[Material for the task start]

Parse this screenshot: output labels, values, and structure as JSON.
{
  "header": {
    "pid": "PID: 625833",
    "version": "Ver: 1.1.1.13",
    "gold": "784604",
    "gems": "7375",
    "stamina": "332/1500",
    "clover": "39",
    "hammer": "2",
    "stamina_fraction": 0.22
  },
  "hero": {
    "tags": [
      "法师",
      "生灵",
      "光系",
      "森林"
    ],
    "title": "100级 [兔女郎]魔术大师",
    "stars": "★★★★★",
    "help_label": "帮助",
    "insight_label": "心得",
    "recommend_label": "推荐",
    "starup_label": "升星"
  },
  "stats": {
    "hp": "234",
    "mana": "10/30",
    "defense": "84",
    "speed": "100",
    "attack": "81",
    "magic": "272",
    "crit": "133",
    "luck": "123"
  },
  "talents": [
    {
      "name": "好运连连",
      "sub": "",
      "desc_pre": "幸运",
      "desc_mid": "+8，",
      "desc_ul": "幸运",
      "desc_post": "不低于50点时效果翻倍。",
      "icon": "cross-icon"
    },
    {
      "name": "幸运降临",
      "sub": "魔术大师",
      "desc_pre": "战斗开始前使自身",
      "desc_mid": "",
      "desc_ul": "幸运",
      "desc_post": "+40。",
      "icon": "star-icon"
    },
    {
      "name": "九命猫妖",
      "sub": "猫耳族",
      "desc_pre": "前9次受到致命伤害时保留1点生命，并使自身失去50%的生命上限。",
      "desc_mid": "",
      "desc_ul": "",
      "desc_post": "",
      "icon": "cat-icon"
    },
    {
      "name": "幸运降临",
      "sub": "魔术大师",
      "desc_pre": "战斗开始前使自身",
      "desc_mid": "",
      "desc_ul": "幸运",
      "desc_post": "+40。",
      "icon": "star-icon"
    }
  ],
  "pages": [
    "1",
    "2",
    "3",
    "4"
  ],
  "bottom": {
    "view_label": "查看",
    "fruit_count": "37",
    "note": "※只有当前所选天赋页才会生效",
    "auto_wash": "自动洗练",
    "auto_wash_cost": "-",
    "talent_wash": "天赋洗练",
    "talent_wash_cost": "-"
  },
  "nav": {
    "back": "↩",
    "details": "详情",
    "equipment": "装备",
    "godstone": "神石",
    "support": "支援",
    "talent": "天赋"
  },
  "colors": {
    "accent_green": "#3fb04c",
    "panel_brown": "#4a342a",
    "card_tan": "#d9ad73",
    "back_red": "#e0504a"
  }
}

[Material for the task end]

What is expected
Transcribe every line of the data, exactly as it stands.

Exercise result
Parse this screenshot: output labels, values, and structure as JSON.
{
  "header": {
    "pid": "PID: 625833",
    "version": "Ver: 1.1.1.13",
    "gold": "784604",
    "gems": "7375",
    "stamina": "332/1500",
    "clover": "39",
    "hammer": "2",
    "stamina_fraction": 0.22
  },
  "hero": {
    "tags": [
      "法师",
      "生灵",
      "光系",
      "森林"
    ],
    "title": "100级 [兔女郎]魔术大师",
    "stars": "★★★★★",
    "help_label": "帮助",
    "insight_label": "心得",
    "recommend_label": "推荐",
    "starup_label": "升星"
  },
  "stats": {
    "hp": "234",
    "mana": "10/30",
    "defense": "84",
    "speed": "100",
    "attack": "81",
    "magic": "272",
    "crit": "133",
    "luck": "123"
  },
  "talents": [
    {
      "name": "好运连连",
      "sub": "",
      "desc_pre": "幸运",
      "desc_mid": "+8，",
      "desc_ul": "幸运",
      "desc_post": "不低于50点时效果翻倍。",
      "icon": "cross-icon"
    },
    {
      "name": "幸运降临",
      "sub": "魔术大师",
      "desc_pre": "战斗开始前使自身",
      "desc_mid": "",
      "desc_ul": "幸运",
      "desc_post": "+40。",
      "icon": "star-icon"
    },
    {
      "name": "九命猫妖",
      "sub": "猫耳族",
      "desc_pre": "前9次受到致命伤害时保留1点生命，并使自身失去50%的生命上限。",
      "desc_mid": "",
      "desc_ul": "",
      "desc_post": "",
      "icon": "cat-icon"
    },
    {
      "name": "幸运降临",
      "sub": "魔术大师",
      "desc_pre": "战斗开始前使自身",
      "desc_mid": "",
      "desc_ul": "幸运",
      "desc_post": "+40。",
      "icon": "star-icon"
    }
  ],
  "pages": [
    "1",
    "2",
    "3",
    "4"
  ],
  "bottom": {
    "view_label": "查看",
    "fruit_count": "37",
    "note": "※只有当前所选天赋页才会生效",
    "auto_wash": "自动洗练",
    "auto_wash_cost": "-",
    "talent_wash": "天赋洗练",
    "talent_wash_cost": "-"
  },
  "nav": {
    "back": "↩",
    "details": "详情",
    "equipment": "装备",
    "godstone": "神石",
    "support": "支援",
    "talent": "天赋"
  },
  "colors": {
    "accent_green": "#3fb04c",
    "panel_brown": "#4a342a",
    "card_tan": "#d9ad73",
    "back_red": "#e0504a"
  }
}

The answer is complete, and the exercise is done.